• **Goal**
Locate all lines with the word "type". Copy them.
┄┄┄┄┄┄┄┄┄┄
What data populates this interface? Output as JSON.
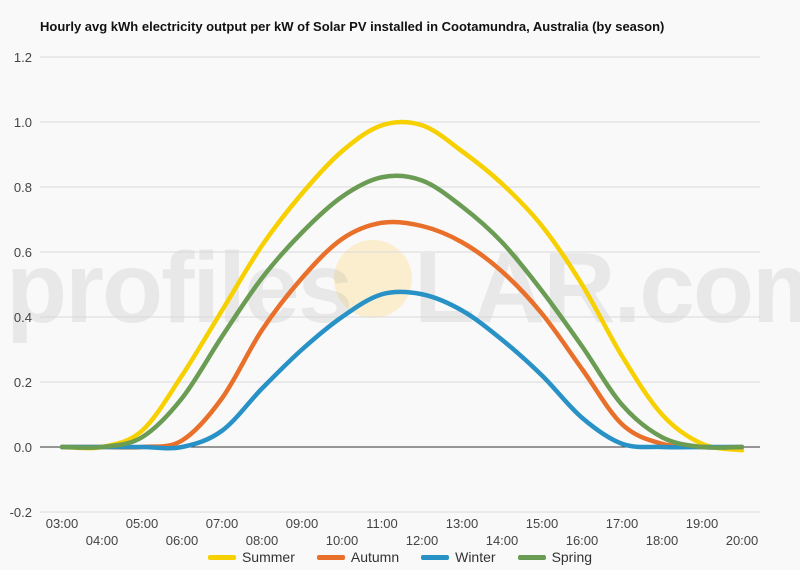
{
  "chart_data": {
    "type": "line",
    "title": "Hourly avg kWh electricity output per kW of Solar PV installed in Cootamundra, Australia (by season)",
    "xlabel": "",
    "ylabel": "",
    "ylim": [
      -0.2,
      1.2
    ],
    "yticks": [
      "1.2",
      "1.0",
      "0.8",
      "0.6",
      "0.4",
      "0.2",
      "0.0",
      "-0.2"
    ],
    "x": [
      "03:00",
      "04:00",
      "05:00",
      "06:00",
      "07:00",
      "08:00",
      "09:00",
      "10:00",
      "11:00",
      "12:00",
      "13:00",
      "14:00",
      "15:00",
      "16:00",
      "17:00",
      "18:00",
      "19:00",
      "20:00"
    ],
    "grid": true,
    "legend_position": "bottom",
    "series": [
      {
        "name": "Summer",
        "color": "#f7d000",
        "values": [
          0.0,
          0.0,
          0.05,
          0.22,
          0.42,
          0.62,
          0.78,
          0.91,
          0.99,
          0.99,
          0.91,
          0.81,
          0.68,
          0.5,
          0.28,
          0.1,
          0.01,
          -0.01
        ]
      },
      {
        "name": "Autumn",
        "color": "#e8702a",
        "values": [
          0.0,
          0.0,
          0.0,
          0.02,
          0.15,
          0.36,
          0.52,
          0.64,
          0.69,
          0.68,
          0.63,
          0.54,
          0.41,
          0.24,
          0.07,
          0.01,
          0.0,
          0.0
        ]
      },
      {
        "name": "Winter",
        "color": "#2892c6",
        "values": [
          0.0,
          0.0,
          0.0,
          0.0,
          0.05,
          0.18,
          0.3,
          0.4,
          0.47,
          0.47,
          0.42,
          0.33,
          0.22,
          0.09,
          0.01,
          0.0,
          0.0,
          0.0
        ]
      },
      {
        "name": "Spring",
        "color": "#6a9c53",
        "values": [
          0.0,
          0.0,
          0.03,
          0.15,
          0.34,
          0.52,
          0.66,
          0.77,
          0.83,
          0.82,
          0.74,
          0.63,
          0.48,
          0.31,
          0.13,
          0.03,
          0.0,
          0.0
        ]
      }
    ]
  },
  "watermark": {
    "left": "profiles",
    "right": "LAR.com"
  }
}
┄┄┄┄┄┄┄┄┄┄
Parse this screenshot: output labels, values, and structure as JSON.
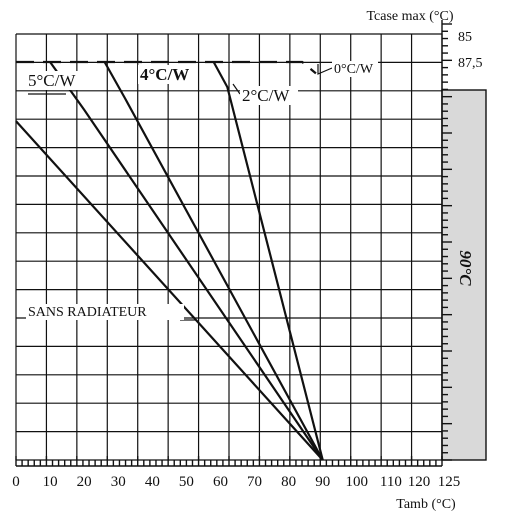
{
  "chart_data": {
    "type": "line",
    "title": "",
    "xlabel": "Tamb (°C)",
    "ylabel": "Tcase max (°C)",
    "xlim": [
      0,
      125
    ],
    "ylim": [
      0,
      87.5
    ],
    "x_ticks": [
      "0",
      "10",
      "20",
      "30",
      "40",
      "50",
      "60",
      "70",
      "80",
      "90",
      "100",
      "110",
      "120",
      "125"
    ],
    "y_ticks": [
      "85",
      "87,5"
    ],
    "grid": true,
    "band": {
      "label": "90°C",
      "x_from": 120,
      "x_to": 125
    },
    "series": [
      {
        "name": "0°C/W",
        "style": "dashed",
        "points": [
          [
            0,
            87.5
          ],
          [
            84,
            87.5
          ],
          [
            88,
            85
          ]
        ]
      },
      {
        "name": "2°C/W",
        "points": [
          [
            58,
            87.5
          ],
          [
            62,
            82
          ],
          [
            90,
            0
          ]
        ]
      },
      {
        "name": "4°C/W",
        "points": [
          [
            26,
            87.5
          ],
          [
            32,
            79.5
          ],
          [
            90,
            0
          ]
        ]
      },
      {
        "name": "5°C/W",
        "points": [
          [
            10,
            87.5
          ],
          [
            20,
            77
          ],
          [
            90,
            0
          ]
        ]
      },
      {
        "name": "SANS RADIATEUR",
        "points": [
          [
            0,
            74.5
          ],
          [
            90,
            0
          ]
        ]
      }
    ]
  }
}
┄┄┄┄┄┄┄┄┄┄
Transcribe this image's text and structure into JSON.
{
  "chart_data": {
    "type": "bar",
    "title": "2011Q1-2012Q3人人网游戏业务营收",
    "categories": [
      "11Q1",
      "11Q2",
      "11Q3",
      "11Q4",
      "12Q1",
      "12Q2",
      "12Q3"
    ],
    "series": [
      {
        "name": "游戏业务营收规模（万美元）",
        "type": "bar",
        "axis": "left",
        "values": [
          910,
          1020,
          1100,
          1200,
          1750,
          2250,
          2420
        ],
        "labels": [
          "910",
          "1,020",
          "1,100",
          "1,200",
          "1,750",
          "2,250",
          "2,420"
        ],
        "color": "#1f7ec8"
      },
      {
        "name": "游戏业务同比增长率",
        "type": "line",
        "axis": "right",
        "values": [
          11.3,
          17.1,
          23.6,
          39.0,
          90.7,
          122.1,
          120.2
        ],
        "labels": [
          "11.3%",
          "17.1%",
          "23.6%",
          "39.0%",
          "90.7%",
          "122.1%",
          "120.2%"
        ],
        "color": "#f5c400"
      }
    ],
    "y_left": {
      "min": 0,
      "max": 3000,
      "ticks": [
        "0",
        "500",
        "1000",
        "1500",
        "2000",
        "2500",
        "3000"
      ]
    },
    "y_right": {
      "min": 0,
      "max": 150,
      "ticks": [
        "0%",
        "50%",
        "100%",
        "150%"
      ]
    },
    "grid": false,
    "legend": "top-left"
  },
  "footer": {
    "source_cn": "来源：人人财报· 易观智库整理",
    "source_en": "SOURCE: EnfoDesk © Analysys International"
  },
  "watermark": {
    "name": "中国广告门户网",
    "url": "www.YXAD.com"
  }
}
┄┄┄┄┄┄┄┄┄┄
• **Solution for this exercise**
    "type": "line",
    "type": "line",
    "type": "bar",
        "type": "bar",
        "type": "line",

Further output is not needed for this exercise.